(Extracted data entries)
══════════
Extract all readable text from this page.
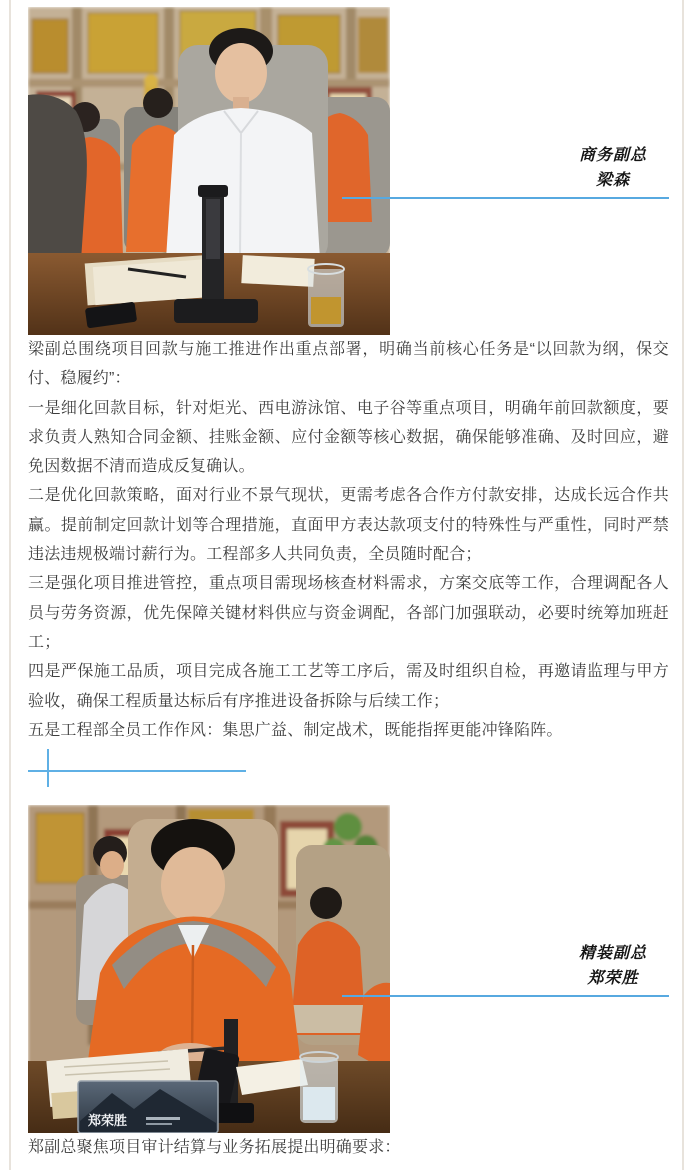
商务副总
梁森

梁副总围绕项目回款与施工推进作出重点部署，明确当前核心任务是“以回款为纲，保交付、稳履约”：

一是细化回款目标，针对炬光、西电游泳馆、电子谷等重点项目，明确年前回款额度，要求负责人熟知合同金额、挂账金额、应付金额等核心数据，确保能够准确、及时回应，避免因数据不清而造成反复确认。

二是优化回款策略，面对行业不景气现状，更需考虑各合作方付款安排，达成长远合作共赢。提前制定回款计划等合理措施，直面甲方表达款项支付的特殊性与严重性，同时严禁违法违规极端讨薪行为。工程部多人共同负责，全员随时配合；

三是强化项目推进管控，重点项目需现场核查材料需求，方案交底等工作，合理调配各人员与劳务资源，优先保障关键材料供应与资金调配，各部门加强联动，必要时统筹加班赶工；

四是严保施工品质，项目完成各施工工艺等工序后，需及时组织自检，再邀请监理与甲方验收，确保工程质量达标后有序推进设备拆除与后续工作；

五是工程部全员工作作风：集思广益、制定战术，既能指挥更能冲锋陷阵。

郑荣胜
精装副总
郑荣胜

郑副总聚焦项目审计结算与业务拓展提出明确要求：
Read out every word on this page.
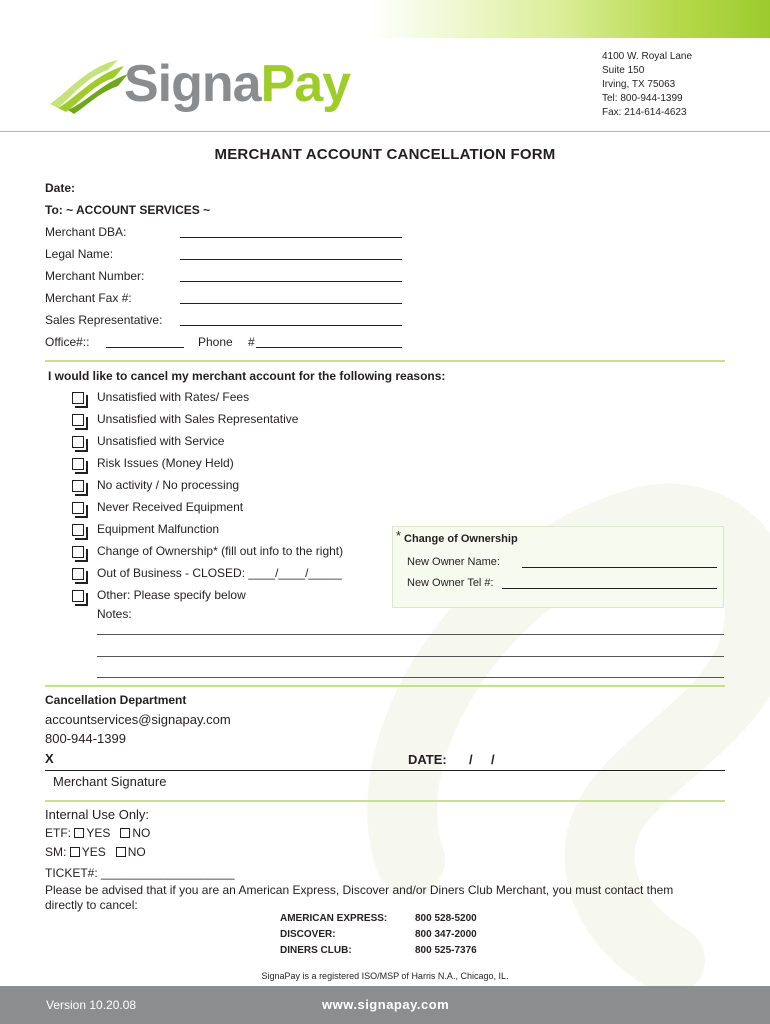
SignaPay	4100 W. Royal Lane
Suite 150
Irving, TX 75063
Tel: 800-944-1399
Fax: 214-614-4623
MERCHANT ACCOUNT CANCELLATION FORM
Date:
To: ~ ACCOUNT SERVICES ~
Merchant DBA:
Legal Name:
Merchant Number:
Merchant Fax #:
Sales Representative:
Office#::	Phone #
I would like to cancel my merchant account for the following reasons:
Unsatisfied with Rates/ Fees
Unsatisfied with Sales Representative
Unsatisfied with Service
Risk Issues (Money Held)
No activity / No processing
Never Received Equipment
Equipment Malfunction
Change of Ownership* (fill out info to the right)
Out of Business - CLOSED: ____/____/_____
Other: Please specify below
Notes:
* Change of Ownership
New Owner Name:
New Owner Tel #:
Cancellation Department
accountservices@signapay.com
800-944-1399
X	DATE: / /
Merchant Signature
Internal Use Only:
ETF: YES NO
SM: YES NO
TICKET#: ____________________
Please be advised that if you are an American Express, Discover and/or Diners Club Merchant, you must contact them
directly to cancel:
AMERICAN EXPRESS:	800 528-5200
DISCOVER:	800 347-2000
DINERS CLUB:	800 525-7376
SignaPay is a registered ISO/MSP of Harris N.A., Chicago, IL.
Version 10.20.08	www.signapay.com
══════════
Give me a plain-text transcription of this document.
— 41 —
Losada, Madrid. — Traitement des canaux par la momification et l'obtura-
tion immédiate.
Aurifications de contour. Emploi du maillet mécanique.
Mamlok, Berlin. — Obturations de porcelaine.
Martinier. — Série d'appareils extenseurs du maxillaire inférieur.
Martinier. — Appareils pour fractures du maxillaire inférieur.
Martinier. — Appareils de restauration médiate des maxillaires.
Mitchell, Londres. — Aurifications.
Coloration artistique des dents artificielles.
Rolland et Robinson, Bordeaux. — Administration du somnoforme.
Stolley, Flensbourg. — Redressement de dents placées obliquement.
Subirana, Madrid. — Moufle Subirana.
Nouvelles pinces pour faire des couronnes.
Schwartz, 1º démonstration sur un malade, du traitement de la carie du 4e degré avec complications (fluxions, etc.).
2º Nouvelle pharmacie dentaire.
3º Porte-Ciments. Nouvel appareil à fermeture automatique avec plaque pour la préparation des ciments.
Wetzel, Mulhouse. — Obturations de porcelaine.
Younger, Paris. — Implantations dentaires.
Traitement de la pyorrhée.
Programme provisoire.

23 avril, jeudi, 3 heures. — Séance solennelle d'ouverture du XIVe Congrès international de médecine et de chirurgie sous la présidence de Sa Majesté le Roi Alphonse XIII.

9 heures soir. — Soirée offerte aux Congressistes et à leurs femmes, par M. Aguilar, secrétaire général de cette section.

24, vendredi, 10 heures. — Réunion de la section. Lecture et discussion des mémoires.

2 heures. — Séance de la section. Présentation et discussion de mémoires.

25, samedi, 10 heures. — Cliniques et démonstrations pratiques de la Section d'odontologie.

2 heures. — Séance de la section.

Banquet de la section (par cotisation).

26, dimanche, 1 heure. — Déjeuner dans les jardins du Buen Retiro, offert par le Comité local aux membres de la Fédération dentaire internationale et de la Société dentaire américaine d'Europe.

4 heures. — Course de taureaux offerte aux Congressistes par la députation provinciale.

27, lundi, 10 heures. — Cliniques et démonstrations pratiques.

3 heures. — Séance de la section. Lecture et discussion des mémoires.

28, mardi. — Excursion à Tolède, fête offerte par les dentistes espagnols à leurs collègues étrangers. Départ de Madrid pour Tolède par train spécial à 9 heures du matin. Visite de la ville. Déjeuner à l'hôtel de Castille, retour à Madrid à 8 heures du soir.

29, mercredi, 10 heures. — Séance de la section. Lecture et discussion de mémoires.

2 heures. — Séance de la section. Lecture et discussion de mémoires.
══════════
**Short task:** Every line of the records that includes the word "Equipment" should be gathered.

**Response to the exercise:**
Never Received Equipment
Equipment Malfunction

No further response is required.